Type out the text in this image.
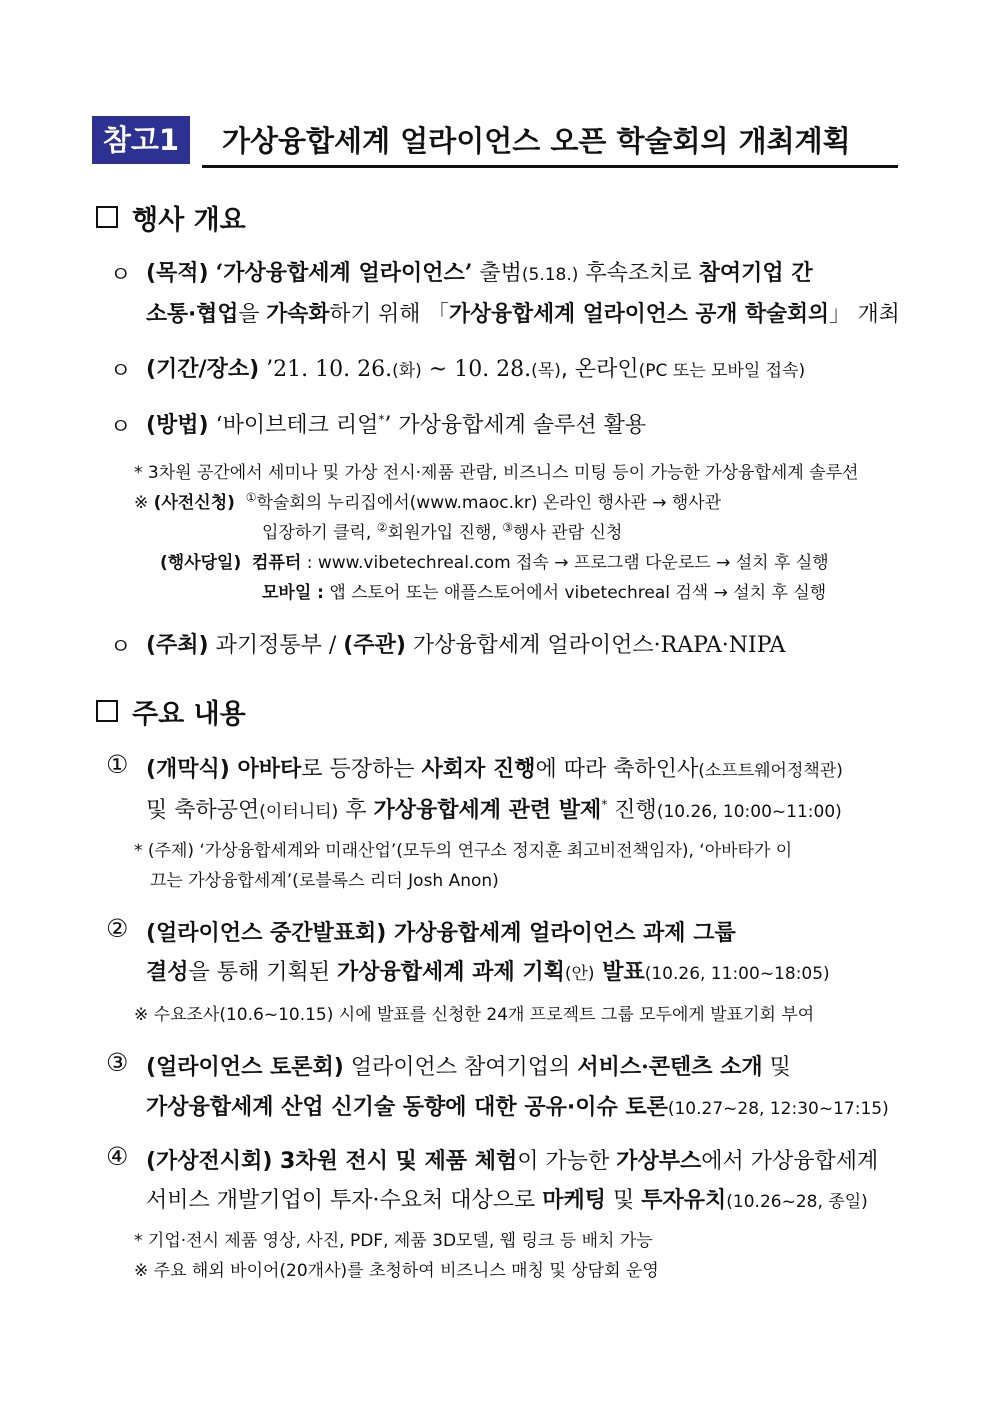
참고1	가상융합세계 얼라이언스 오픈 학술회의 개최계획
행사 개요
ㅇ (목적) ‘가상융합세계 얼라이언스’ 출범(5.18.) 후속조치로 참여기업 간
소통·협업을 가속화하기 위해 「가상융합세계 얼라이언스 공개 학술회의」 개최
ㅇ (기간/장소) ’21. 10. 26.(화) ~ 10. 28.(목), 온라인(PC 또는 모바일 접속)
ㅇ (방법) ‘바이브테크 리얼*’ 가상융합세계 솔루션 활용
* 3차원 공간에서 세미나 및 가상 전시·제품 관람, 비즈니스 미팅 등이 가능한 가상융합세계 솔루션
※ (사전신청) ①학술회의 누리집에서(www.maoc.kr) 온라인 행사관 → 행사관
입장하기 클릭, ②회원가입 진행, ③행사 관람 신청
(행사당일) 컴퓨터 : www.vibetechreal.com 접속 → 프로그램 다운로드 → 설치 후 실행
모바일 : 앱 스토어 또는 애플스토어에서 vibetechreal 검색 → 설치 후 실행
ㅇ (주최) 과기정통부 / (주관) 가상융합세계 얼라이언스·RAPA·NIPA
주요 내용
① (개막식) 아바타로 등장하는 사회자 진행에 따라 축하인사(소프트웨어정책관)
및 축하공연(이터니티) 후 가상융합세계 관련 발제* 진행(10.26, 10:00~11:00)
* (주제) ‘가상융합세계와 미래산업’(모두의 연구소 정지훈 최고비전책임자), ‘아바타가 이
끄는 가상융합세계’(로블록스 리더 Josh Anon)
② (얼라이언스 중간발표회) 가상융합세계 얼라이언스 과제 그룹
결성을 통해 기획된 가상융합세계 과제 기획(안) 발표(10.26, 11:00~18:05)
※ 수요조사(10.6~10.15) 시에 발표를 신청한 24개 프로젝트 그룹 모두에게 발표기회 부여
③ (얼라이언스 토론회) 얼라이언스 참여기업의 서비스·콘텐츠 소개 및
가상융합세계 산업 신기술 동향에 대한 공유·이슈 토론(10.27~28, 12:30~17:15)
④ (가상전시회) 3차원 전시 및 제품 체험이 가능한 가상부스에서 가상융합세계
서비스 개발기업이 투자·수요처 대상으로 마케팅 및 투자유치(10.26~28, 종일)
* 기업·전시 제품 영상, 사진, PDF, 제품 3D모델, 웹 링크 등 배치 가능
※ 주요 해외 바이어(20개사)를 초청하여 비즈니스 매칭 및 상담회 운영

——————

DIRECTIVE
From the listing above, pick out each line where the word "vibetechreal" appears.

RESPONSE
(행사당일) 컴퓨터 : www.vibetechreal.com 접속 → 프로그램 다운로드 → 설치 후 실행
모바일 : 앱 스토어 또는 애플스토어에서 vibetechreal 검색 → 설치 후 실행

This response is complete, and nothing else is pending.